* BEGIN *

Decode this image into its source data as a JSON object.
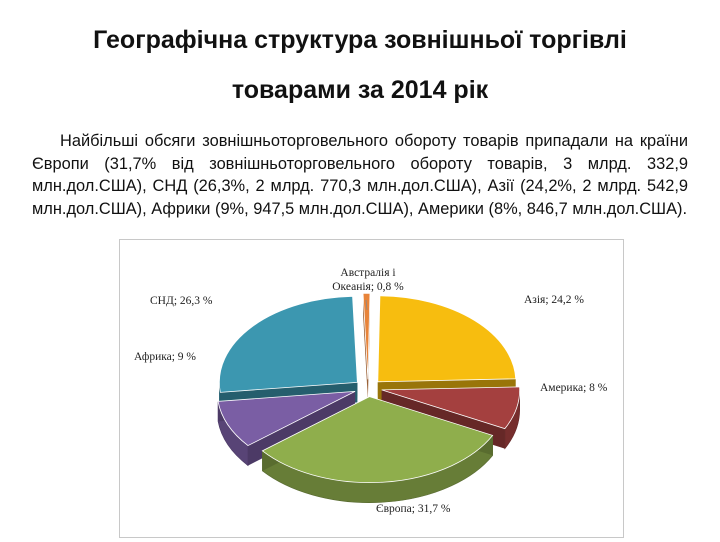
{
  "slide": {
    "title_line1": "Географічна структура зовнішньої торгівлі",
    "title_line2": "товарами за 2014 рік",
    "body": "Найбільші обсяги зовнішньоторговельного обороту товарів припадали на країни Європи (31,7% від зовнішньоторговельного обороту товарів, 3 млрд. 332,9 млн.дол.США), СНД (26,3%, 2 млрд. 770,3 млн.дол.США), Азії (24,2%, 2 млрд. 542,9 млн.дол.США), Африки (9%, 947,5 млн.дол.США), Америки (8%, 846,7 млн.дол.США)."
  },
  "chart_data": {
    "type": "pie",
    "style": "3d-exploded",
    "title": "",
    "slices": [
      {
        "label": "Австралія і Океанія",
        "value": 0.8,
        "display": "Австралія і Океанія; 0,8 %",
        "color": "#e8843a"
      },
      {
        "label": "Азія",
        "value": 24.2,
        "display": "Азія; 24,2 %",
        "color": "#f7bd0f"
      },
      {
        "label": "Америка",
        "value": 8,
        "display": "Америка; 8 %",
        "color": "#a4403f"
      },
      {
        "label": "Європа",
        "value": 31.7,
        "display": "Європа; 31,7 %",
        "color": "#8fae4c"
      },
      {
        "label": "Африка",
        "value": 9,
        "display": "Африка; 9 %",
        "color": "#7a5ea4"
      },
      {
        "label": "СНД",
        "value": 26.3,
        "display": "СНД; 26,3 %",
        "color": "#3c97b0"
      }
    ]
  }
}
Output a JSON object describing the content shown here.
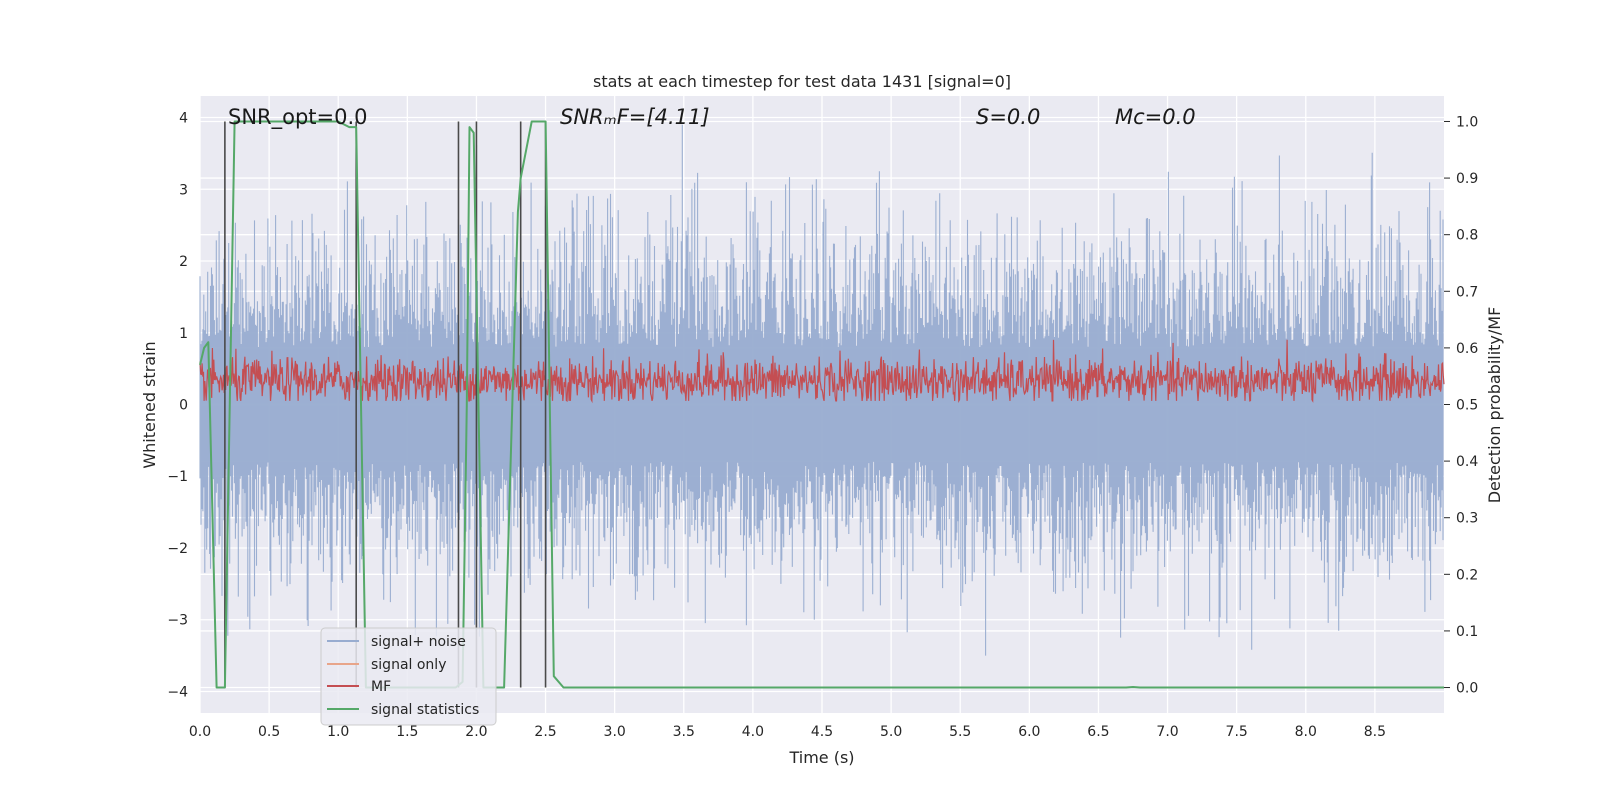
{
  "chart_data": {
    "type": "line",
    "title": "stats at each timestep for test data 1431 [signal=0]",
    "xlabel": "Time (s)",
    "ylabel_left": "Whitened strain",
    "ylabel_right": "Detection probability/MF",
    "xlim": [
      0.0,
      9.0
    ],
    "ylim_left": [
      -4.3,
      4.3
    ],
    "ylim_right": [
      -0.045,
      1.045
    ],
    "xticks": [
      "0.0",
      "0.5",
      "1.0",
      "1.5",
      "2.0",
      "2.5",
      "3.0",
      "3.5",
      "4.0",
      "4.5",
      "5.0",
      "5.5",
      "6.0",
      "6.5",
      "7.0",
      "7.5",
      "8.0",
      "8.5"
    ],
    "yticks_left": [
      "−4",
      "−3",
      "−2",
      "−1",
      "0",
      "1",
      "2",
      "3",
      "4"
    ],
    "yticks_right": [
      "0.0",
      "0.1",
      "0.2",
      "0.3",
      "0.4",
      "0.5",
      "0.6",
      "0.7",
      "0.8",
      "0.9",
      "1.0"
    ],
    "grid": true,
    "legend_position": "lower-left",
    "annotations": [
      {
        "text": "SNR_opt=0.0",
        "x": 0.19,
        "y": 4.0
      },
      {
        "text": "SNRₘF=[4.11]",
        "x": 2.6,
        "y": 4.0
      },
      {
        "text": "S=0.0",
        "x": 5.6,
        "y": 4.0
      },
      {
        "text": "Mc=0.0",
        "x": 6.6,
        "y": 4.0
      }
    ],
    "series": [
      {
        "name": "signal+ noise",
        "color": "#98acd0",
        "axis": "left",
        "description_envelope": {
          "low": -3.5,
          "high": 3.9
        }
      },
      {
        "name": "signal only",
        "color": "#e8a58a",
        "axis": "left"
      },
      {
        "name": "MF",
        "color": "#c44e52",
        "axis": "left",
        "description_envelope": {
          "low": 0.05,
          "high": 0.95
        }
      },
      {
        "name": "signal statistics",
        "color": "#55a868",
        "axis": "right",
        "x": [
          0.0,
          0.03,
          0.06,
          0.12,
          0.18,
          0.25,
          0.3,
          1.0,
          1.08,
          1.13,
          1.2,
          1.85,
          1.9,
          1.93,
          1.95,
          1.98,
          2.05,
          2.1,
          2.2,
          2.3,
          2.32,
          2.4,
          2.5,
          2.56,
          2.63,
          2.7,
          6.7,
          6.75,
          6.8,
          9.0
        ],
        "y": [
          0.57,
          0.6,
          0.61,
          0.0,
          0.0,
          1.0,
          1.0,
          1.0,
          0.99,
          0.99,
          0.0,
          0.0,
          0.01,
          0.5,
          0.99,
          0.98,
          0.0,
          0.0,
          0.0,
          0.84,
          0.9,
          1.0,
          1.0,
          0.02,
          0.0,
          0.0,
          0.0,
          0.001,
          0.0,
          0.0
        ]
      }
    ],
    "vertical_lines_x": [
      0.18,
      1.13,
      1.87,
      2.0,
      2.32,
      2.5
    ]
  },
  "legend": {
    "items": [
      {
        "label": "signal+ noise",
        "color": "#98acd0"
      },
      {
        "label": "signal only",
        "color": "#e8a58a"
      },
      {
        "label": "MF",
        "color": "#c44e52"
      },
      {
        "label": "signal statistics",
        "color": "#55a868"
      }
    ]
  },
  "colors": {
    "axes_bg": "#eaeaf2",
    "grid": "#ffffff",
    "vline": "#4a4a4a"
  }
}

* END *

Objective
Copy every line of the data word for word, omitting the images.

Solution to the exercise
Decode this image into its source data as a JSON object.
{
  "slide": {
    "title_line1": "Географічна структура зовнішньої торгівлі",
    "title_line2": "товарами за 2014 рік",
    "body": "Найбільші обсяги зовнішньоторговельного обороту товарів припадали на країни Європи (31,7% від зовнішньоторговельного обороту товарів, 3 млрд. 332,9 млн.дол.США), СНД (26,3%, 2 млрд. 770,3 млн.дол.США), Азії (24,2%, 2 млрд. 542,9 млн.дол.США), Африки (9%, 947,5 млн.дол.США), Америки (8%, 846,7 млн.дол.США)."
  },
  "chart_data": {
    "type": "pie",
    "style": "3d-exploded",
    "title": "",
    "slices": [
      {
        "label": "Австралія і Океанія",
        "value": 0.8,
        "display": "Австралія і Океанія; 0,8 %",
        "color": "#e8843a"
      },
      {
        "label": "Азія",
        "value": 24.2,
        "display": "Азія; 24,2 %",
        "color": "#f7bd0f"
      },
      {
        "label": "Америка",
        "value": 8,
        "display": "Америка; 8 %",
        "color": "#a4403f"
      },
      {
        "label": "Європа",
        "value": 31.7,
        "display": "Європа; 31,7 %",
        "color": "#8fae4c"
      },
      {
        "label": "Африка",
        "value": 9,
        "display": "Африка; 9 %",
        "color": "#7a5ea4"
      },
      {
        "label": "СНД",
        "value": 26.3,
        "display": "СНД; 26,3 %",
        "color": "#3c97b0"
      }
    ]
  }
}
Output a JSON object describing the content shown here.
{
  "chart_data": {
    "type": "line",
    "title": "stats at each timestep for test data 1431 [signal=0]",
    "xlabel": "Time (s)",
    "ylabel_left": "Whitened strain",
    "ylabel_right": "Detection probability/MF",
    "xlim": [
      0.0,
      9.0
    ],
    "ylim_left": [
      -4.3,
      4.3
    ],
    "ylim_right": [
      -0.045,
      1.045
    ],
    "xticks": [
      "0.0",
      "0.5",
      "1.0",
      "1.5",
      "2.0",
      "2.5",
      "3.0",
      "3.5",
      "4.0",
      "4.5",
      "5.0",
      "5.5",
      "6.0",
      "6.5",
      "7.0",
      "7.5",
      "8.0",
      "8.5"
    ],
    "yticks_left": [
      "−4",
      "−3",
      "−2",
      "−1",
      "0",
      "1",
      "2",
      "3",
      "4"
    ],
    "yticks_right": [
      "0.0",
      "0.1",
      "0.2",
      "0.3",
      "0.4",
      "0.5",
      "0.6",
      "0.7",
      "0.8",
      "0.9",
      "1.0"
    ],
    "grid": true,
    "legend_position": "lower-left",
    "annotations": [
      {
        "text": "SNR_opt=0.0",
        "x": 0.19,
        "y": 4.0
      },
      {
        "text": "SNRₘF=[4.11]",
        "x": 2.6,
        "y": 4.0
      },
      {
        "text": "S=0.0",
        "x": 5.6,
        "y": 4.0
      },
      {
        "text": "Mc=0.0",
        "x": 6.6,
        "y": 4.0
      }
    ],
    "series": [
      {
        "name": "signal+ noise",
        "color": "#98acd0",
        "axis": "left",
        "description_envelope": {
          "low": -3.5,
          "high": 3.9
        }
      },
      {
        "name": "signal only",
        "color": "#e8a58a",
        "axis": "left"
      },
      {
        "name": "MF",
        "color": "#c44e52",
        "axis": "left",
        "description_envelope": {
          "low": 0.05,
          "high": 0.95
        }
      },
      {
        "name": "signal statistics",
        "color": "#55a868",
        "axis": "right",
        "x": [
          0.0,
          0.03,
          0.06,
          0.12,
          0.18,
          0.25,
          0.3,
          1.0,
          1.08,
          1.13,
          1.2,
          1.85,
          1.9,
          1.93,
          1.95,
          1.98,
          2.05,
          2.1,
          2.2,
          2.3,
          2.32,
          2.4,
          2.5,
          2.56,
          2.63,
          2.7,
          6.7,
          6.75,
          6.8,
          9.0
        ],
        "y": [
          0.57,
          0.6,
          0.61,
          0.0,
          0.0,
          1.0,
          1.0,
          1.0,
          0.99,
          0.99,
          0.0,
          0.0,
          0.01,
          0.5,
          0.99,
          0.98,
          0.0,
          0.0,
          0.0,
          0.84,
          0.9,
          1.0,
          1.0,
          0.02,
          0.0,
          0.0,
          0.0,
          0.001,
          0.0,
          0.0
        ]
      }
    ],
    "vertical_lines_x": [
      0.18,
      1.13,
      1.87,
      2.0,
      2.32,
      2.5
    ]
  },
  "legend": {
    "items": [
      {
        "label": "signal+ noise",
        "color": "#98acd0"
      },
      {
        "label": "signal only",
        "color": "#e8a58a"
      },
      {
        "label": "MF",
        "color": "#c44e52"
      },
      {
        "label": "signal statistics",
        "color": "#55a868"
      }
    ]
  },
  "colors": {
    "axes_bg": "#eaeaf2",
    "grid": "#ffffff",
    "vline": "#4a4a4a"
  }
}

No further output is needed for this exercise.